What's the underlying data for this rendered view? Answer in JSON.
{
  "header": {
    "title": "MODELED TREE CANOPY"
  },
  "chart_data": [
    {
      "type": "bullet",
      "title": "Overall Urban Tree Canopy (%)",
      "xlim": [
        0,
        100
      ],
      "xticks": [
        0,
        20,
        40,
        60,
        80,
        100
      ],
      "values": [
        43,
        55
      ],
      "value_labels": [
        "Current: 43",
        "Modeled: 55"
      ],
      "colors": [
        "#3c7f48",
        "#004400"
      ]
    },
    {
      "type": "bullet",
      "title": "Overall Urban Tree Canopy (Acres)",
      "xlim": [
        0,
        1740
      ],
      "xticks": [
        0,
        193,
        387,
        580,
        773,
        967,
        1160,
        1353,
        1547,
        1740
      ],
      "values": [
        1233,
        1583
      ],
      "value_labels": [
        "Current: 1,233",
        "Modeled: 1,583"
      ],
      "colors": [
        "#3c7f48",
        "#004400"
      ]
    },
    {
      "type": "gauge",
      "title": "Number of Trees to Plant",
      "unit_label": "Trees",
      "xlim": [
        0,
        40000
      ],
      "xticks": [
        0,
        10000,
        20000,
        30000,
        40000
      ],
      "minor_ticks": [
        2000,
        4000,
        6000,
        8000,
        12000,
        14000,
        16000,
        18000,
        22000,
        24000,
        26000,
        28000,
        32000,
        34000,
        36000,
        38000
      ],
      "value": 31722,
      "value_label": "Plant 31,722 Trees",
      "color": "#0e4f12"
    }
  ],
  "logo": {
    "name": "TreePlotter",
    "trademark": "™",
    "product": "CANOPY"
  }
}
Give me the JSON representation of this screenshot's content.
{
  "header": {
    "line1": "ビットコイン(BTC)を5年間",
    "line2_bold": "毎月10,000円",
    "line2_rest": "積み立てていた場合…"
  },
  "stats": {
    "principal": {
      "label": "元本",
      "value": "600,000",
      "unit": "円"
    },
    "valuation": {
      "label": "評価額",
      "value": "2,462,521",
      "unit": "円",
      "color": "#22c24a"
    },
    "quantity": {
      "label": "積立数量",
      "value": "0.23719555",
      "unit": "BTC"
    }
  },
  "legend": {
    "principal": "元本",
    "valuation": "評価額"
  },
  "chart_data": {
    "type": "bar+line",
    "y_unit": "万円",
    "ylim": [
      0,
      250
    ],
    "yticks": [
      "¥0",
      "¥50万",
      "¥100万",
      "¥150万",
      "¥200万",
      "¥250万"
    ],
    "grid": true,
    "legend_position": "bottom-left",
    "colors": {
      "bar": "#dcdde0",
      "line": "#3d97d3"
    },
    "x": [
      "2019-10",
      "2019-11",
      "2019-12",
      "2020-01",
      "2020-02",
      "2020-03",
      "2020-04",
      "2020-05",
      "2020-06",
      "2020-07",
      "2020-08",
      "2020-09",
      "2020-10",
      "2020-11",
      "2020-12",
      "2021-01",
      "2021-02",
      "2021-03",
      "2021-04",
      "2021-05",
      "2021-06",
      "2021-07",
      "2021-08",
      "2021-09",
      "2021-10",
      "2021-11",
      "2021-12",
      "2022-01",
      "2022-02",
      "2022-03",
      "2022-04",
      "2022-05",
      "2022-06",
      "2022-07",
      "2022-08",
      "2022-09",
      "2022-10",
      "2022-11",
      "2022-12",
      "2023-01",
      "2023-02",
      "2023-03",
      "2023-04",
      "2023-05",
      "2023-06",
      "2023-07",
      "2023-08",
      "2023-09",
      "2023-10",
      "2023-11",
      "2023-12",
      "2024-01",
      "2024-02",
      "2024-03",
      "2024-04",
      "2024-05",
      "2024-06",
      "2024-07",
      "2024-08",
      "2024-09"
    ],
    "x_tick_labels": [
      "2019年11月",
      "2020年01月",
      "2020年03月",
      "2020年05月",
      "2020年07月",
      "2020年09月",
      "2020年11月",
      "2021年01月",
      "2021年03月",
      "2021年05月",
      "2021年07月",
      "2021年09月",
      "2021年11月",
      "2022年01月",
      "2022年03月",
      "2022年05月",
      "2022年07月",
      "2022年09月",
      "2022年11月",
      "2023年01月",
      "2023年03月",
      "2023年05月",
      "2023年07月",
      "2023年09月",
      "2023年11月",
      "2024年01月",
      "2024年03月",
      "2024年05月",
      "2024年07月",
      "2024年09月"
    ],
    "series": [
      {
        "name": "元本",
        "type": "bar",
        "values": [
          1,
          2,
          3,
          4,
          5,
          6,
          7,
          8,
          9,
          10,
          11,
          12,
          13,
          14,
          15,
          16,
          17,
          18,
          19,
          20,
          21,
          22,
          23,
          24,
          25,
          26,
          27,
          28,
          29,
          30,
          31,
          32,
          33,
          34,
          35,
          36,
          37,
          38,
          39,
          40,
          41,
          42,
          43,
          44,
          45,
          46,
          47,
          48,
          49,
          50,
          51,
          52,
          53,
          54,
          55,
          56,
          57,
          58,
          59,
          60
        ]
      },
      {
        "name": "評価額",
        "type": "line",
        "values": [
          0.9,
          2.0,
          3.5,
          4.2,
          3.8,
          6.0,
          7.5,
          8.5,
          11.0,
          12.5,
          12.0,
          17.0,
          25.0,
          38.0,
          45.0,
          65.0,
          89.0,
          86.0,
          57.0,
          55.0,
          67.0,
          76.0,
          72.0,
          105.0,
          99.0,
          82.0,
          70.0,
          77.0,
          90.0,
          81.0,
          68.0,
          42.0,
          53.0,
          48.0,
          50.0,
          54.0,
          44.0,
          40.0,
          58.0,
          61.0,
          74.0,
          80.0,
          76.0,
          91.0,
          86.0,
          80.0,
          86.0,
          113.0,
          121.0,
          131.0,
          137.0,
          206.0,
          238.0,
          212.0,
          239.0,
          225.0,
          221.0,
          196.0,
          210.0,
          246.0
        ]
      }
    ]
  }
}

*-*-*

(DO THIS) Quote all of the entries verbatim.

(THE OUTPUT)
What's the underlying data for this rendered view? Answer in JSON.
{
  "header": {
    "title": "MODELED TREE CANOPY"
  },
  "chart_data": [
    {
      "type": "bullet",
      "title": "Overall Urban Tree Canopy (%)",
      "xlim": [
        0,
        100
      ],
      "xticks": [
        0,
        20,
        40,
        60,
        80,
        100
      ],
      "values": [
        43,
        55
      ],
      "value_labels": [
        "Current: 43",
        "Modeled: 55"
      ],
      "colors": [
        "#3c7f48",
        "#004400"
      ]
    },
    {
      "type": "bullet",
      "title": "Overall Urban Tree Canopy (Acres)",
      "xlim": [
        0,
        1740
      ],
      "xticks": [
        0,
        193,
        387,
        580,
        773,
        967,
        1160,
        1353,
        1547,
        1740
      ],
      "values": [
        1233,
        1583
      ],
      "value_labels": [
        "Current: 1,233",
        "Modeled: 1,583"
      ],
      "colors": [
        "#3c7f48",
        "#004400"
      ]
    },
    {
      "type": "gauge",
      "title": "Number of Trees to Plant",
      "unit_label": "Trees",
      "xlim": [
        0,
        40000
      ],
      "xticks": [
        0,
        10000,
        20000,
        30000,
        40000
      ],
      "minor_ticks": [
        2000,
        4000,
        6000,
        8000,
        12000,
        14000,
        16000,
        18000,
        22000,
        24000,
        26000,
        28000,
        32000,
        34000,
        36000,
        38000
      ],
      "value": 31722,
      "value_label": "Plant 31,722 Trees",
      "color": "#0e4f12"
    }
  ],
  "logo": {
    "name": "TreePlotter",
    "trademark": "™",
    "product": "CANOPY"
  }
}
Give me the JSON representation of this screenshot's content.
{
  "header": {
    "line1": "ビットコイン(BTC)を5年間",
    "line2_bold": "毎月10,000円",
    "line2_rest": "積み立てていた場合…"
  },
  "stats": {
    "principal": {
      "label": "元本",
      "value": "600,000",
      "unit": "円"
    },
    "valuation": {
      "label": "評価額",
      "value": "2,462,521",
      "unit": "円",
      "color": "#22c24a"
    },
    "quantity": {
      "label": "積立数量",
      "value": "0.23719555",
      "unit": "BTC"
    }
  },
  "legend": {
    "principal": "元本",
    "valuation": "評価額"
  },
  "chart_data": {
    "type": "bar+line",
    "y_unit": "万円",
    "ylim": [
      0,
      250
    ],
    "yticks": [
      "¥0",
      "¥50万",
      "¥100万",
      "¥150万",
      "¥200万",
      "¥250万"
    ],
    "grid": true,
    "legend_position": "bottom-left",
    "colors": {
      "bar": "#dcdde0",
      "line": "#3d97d3"
    },
    "x": [
      "2019-10",
      "2019-11",
      "2019-12",
      "2020-01",
      "2020-02",
      "2020-03",
      "2020-04",
      "2020-05",
      "2020-06",
      "2020-07",
      "2020-08",
      "2020-09",
      "2020-10",
      "2020-11",
      "2020-12",
      "2021-01",
      "2021-02",
      "2021-03",
      "2021-04",
      "2021-05",
      "2021-06",
      "2021-07",
      "2021-08",
      "2021-09",
      "2021-10",
      "2021-11",
      "2021-12",
      "2022-01",
      "2022-02",
      "2022-03",
      "2022-04",
      "2022-05",
      "2022-06",
      "2022-07",
      "2022-08",
      "2022-09",
      "2022-10",
      "2022-11",
      "2022-12",
      "2023-01",
      "2023-02",
      "2023-03",
      "2023-04",
      "2023-05",
      "2023-06",
      "2023-07",
      "2023-08",
      "2023-09",
      "2023-10",
      "2023-11",
      "2023-12",
      "2024-01",
      "2024-02",
      "2024-03",
      "2024-04",
      "2024-05",
      "2024-06",
      "2024-07",
      "2024-08",
      "2024-09"
    ],
    "x_tick_labels": [
      "2019年11月",
      "2020年01月",
      "2020年03月",
      "2020年05月",
      "2020年07月",
      "2020年09月",
      "2020年11月",
      "2021年01月",
      "2021年03月",
      "2021年05月",
      "2021年07月",
      "2021年09月",
      "2021年11月",
      "2022年01月",
      "2022年03月",
      "2022年05月",
      "2022年07月",
      "2022年09月",
      "2022年11月",
      "2023年01月",
      "2023年03月",
      "2023年05月",
      "2023年07月",
      "2023年09月",
      "2023年11月",
      "2024年01月",
      "2024年03月",
      "2024年05月",
      "2024年07月",
      "2024年09月"
    ],
    "series": [
      {
        "name": "元本",
        "type": "bar",
        "values": [
          1,
          2,
          3,
          4,
          5,
          6,
          7,
          8,
          9,
          10,
          11,
          12,
          13,
          14,
          15,
          16,
          17,
          18,
          19,
          20,
          21,
          22,
          23,
          24,
          25,
          26,
          27,
          28,
          29,
          30,
          31,
          32,
          33,
          34,
          35,
          36,
          37,
          38,
          39,
          40,
          41,
          42,
          43,
          44,
          45,
          46,
          47,
          48,
          49,
          50,
          51,
          52,
          53,
          54,
          55,
          56,
          57,
          58,
          59,
          60
        ]
      },
      {
        "name": "評価額",
        "type": "line",
        "values": [
          0.9,
          2.0,
          3.5,
          4.2,
          3.8,
          6.0,
          7.5,
          8.5,
          11.0,
          12.5,
          12.0,
          17.0,
          25.0,
          38.0,
          45.0,
          65.0,
          89.0,
          86.0,
          57.0,
          55.0,
          67.0,
          76.0,
          72.0,
          105.0,
          99.0,
          82.0,
          70.0,
          77.0,
          90.0,
          81.0,
          68.0,
          42.0,
          53.0,
          48.0,
          50.0,
          54.0,
          44.0,
          40.0,
          58.0,
          61.0,
          74.0,
          80.0,
          76.0,
          91.0,
          86.0,
          80.0,
          86.0,
          113.0,
          121.0,
          131.0,
          137.0,
          206.0,
          238.0,
          212.0,
          239.0,
          225.0,
          221.0,
          196.0,
          210.0,
          246.0
        ]
      }
    ]
  }
}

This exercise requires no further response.